[Stored data entries]
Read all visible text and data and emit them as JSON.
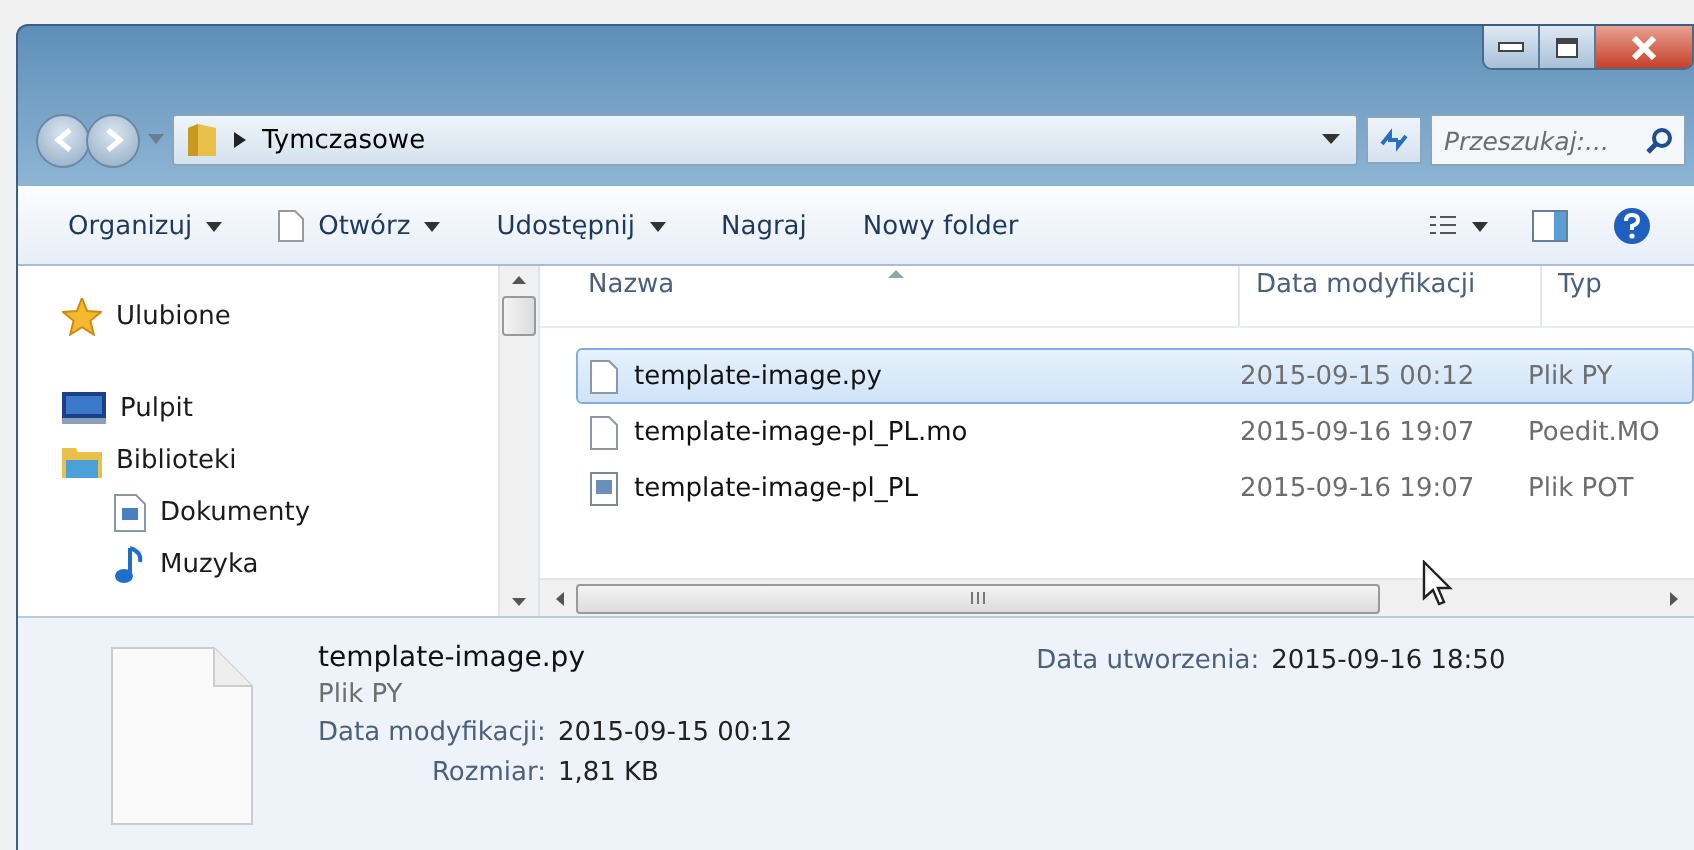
{
  "address": {
    "path": "Tymczasowe",
    "search_placeholder": "Przeszukaj:..."
  },
  "toolbar": [
    {
      "label": "Organizuj",
      "kind": "menu"
    },
    {
      "label": "Otwórz",
      "kind": "open"
    },
    {
      "label": "Udostępnij",
      "kind": "menu"
    },
    {
      "label": "Nagraj",
      "kind": "plain"
    },
    {
      "label": "Nowy folder",
      "kind": "plain"
    }
  ],
  "sidebar": {
    "items": [
      {
        "label": "Ulubione",
        "kind": "star"
      },
      {
        "label": "Pulpit",
        "kind": "desktop"
      },
      {
        "label": "Biblioteki",
        "kind": "library",
        "children": [
          {
            "label": "Dokumenty",
            "kind": "document"
          },
          {
            "label": "Muzyka",
            "kind": "music"
          }
        ]
      }
    ]
  },
  "table": {
    "columns": [
      "Nazwa",
      "Data modyfikacji",
      "Typ"
    ],
    "rows": [
      {
        "name": "template-image.py",
        "date": "2015-09-15 00:12",
        "type": "Plik PY",
        "kind": "blank",
        "selected": true
      },
      {
        "name": "template-image-pl_PL.mo",
        "date": "2015-09-16 19:07",
        "type": "Poedit.MO",
        "kind": "blank",
        "selected": false
      },
      {
        "name": "template-image-pl_PL",
        "date": "2015-09-16 19:07",
        "type": "Plik POT",
        "kind": "text",
        "selected": false
      }
    ]
  },
  "details": {
    "name": "template-image.py",
    "type": "Plik PY",
    "fields": [
      {
        "label": "Data modyfikacji:",
        "value": "2015-09-15 00:12"
      },
      {
        "label": "Rozmiar:",
        "value": "1,81 KB"
      }
    ],
    "side_fields": [
      {
        "label": "Data utworzenia:",
        "value": "2015-09-16 18:50"
      }
    ]
  }
}
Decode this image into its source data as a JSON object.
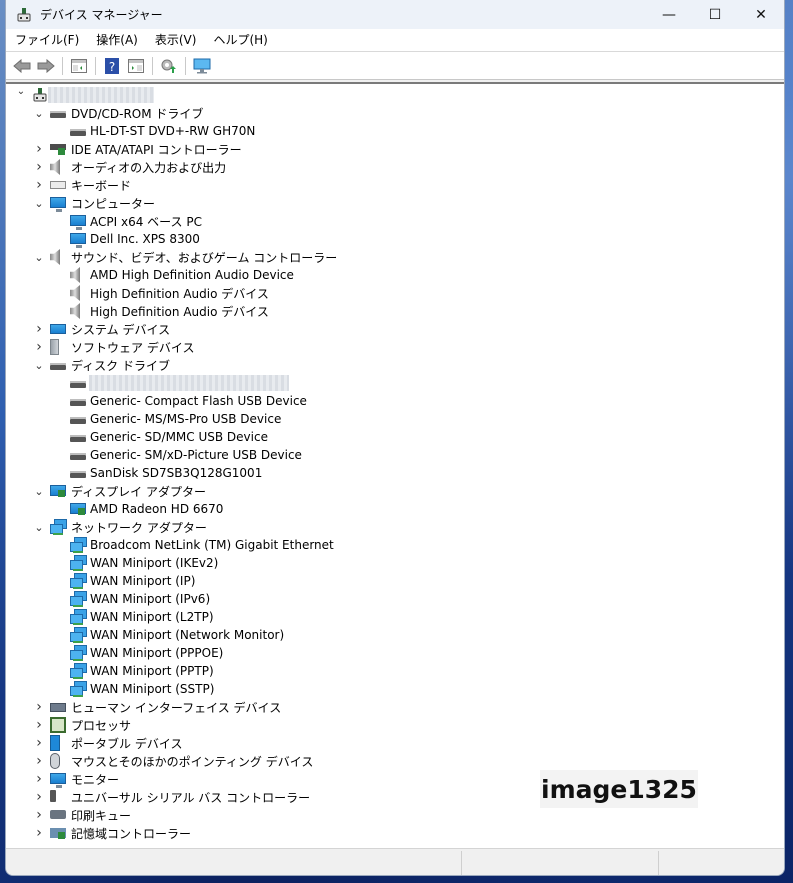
{
  "window": {
    "title": "デバイス マネージャー",
    "caption": {
      "minimize": "—",
      "maximize": "☐",
      "close": "✕"
    }
  },
  "menu": [
    "ファイル(F)",
    "操作(A)",
    "表示(V)",
    "ヘルプ(H)"
  ],
  "toolbar": [
    {
      "name": "back-button",
      "icon": "arrow-left-icon"
    },
    {
      "name": "forward-button",
      "icon": "arrow-right-icon"
    },
    {
      "name": "show-hide-console-tree-button",
      "icon": "console-tree-icon"
    },
    {
      "name": "help-button",
      "icon": "help-icon"
    },
    {
      "name": "show-action-pane-button",
      "icon": "action-pane-icon"
    },
    {
      "name": "update-driver-button",
      "icon": "update-driver-icon"
    },
    {
      "name": "scan-hardware-button",
      "icon": "scan-monitor-icon"
    }
  ],
  "tree": {
    "root": {
      "label": "",
      "redacted": true,
      "expanded": true
    },
    "categories": [
      {
        "label": "DVD/CD-ROM ドライブ",
        "icon": "dvd-drive-icon",
        "expanded": true,
        "children": [
          "HL-DT-ST DVD+-RW GH70N"
        ]
      },
      {
        "label": "IDE ATA/ATAPI コントローラー",
        "icon": "ide-controller-icon",
        "expanded": false,
        "children": []
      },
      {
        "label": "オーディオの入力および出力",
        "icon": "speaker-icon",
        "expanded": false,
        "children": []
      },
      {
        "label": "キーボード",
        "icon": "keyboard-icon",
        "expanded": false,
        "children": []
      },
      {
        "label": "コンピューター",
        "icon": "computer-icon",
        "expanded": true,
        "children": [
          "ACPI x64 ベース PC",
          "Dell Inc. XPS 8300"
        ]
      },
      {
        "label": "サウンド、ビデオ、およびゲーム コントローラー",
        "icon": "speaker-icon",
        "expanded": true,
        "children": [
          "AMD High Definition Audio Device",
          "High Definition Audio デバイス",
          "High Definition Audio デバイス"
        ]
      },
      {
        "label": "システム デバイス",
        "icon": "system-device-icon",
        "expanded": false,
        "children": []
      },
      {
        "label": "ソフトウェア デバイス",
        "icon": "software-device-icon",
        "expanded": false,
        "children": []
      },
      {
        "label": "ディスク ドライブ",
        "icon": "disk-drive-icon",
        "expanded": true,
        "children": [
          "",
          "Generic- Compact Flash USB Device",
          "Generic- MS/MS-Pro USB Device",
          "Generic- SD/MMC USB Device",
          "Generic- SM/xD-Picture USB Device",
          "SanDisk SD7SB3Q128G1001"
        ]
      },
      {
        "label": "ディスプレイ アダプター",
        "icon": "display-adapter-icon",
        "expanded": true,
        "children": [
          "AMD Radeon HD 6670"
        ]
      },
      {
        "label": "ネットワーク アダプター",
        "icon": "network-adapter-icon",
        "expanded": true,
        "children": [
          "Broadcom NetLink (TM) Gigabit Ethernet",
          "WAN Miniport (IKEv2)",
          "WAN Miniport (IP)",
          "WAN Miniport (IPv6)",
          "WAN Miniport (L2TP)",
          "WAN Miniport (Network Monitor)",
          "WAN Miniport (PPPOE)",
          "WAN Miniport (PPTP)",
          "WAN Miniport (SSTP)"
        ]
      },
      {
        "label": "ヒューマン インターフェイス デバイス",
        "icon": "hid-icon",
        "expanded": false,
        "children": []
      },
      {
        "label": "プロセッサ",
        "icon": "processor-icon",
        "expanded": false,
        "children": []
      },
      {
        "label": "ポータブル デバイス",
        "icon": "portable-device-icon",
        "expanded": false,
        "children": []
      },
      {
        "label": "マウスとそのほかのポインティング デバイス",
        "icon": "mouse-icon",
        "expanded": false,
        "children": []
      },
      {
        "label": "モニター",
        "icon": "monitor-icon",
        "expanded": false,
        "children": []
      },
      {
        "label": "ユニバーサル シリアル バス コントローラー",
        "icon": "usb-icon",
        "expanded": false,
        "children": []
      },
      {
        "label": "印刷キュー",
        "icon": "printer-icon",
        "expanded": false,
        "children": []
      },
      {
        "label": "記憶域コントローラー",
        "icon": "storage-controller-icon",
        "expanded": false,
        "children": []
      }
    ]
  },
  "watermark": "image1325"
}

STATED PROBLEM
Search the data for "text". Copy every line that has it.

ANSWER FOR THE TASK
Read all visible text and data and emit them as JSON.
        "kind": "text",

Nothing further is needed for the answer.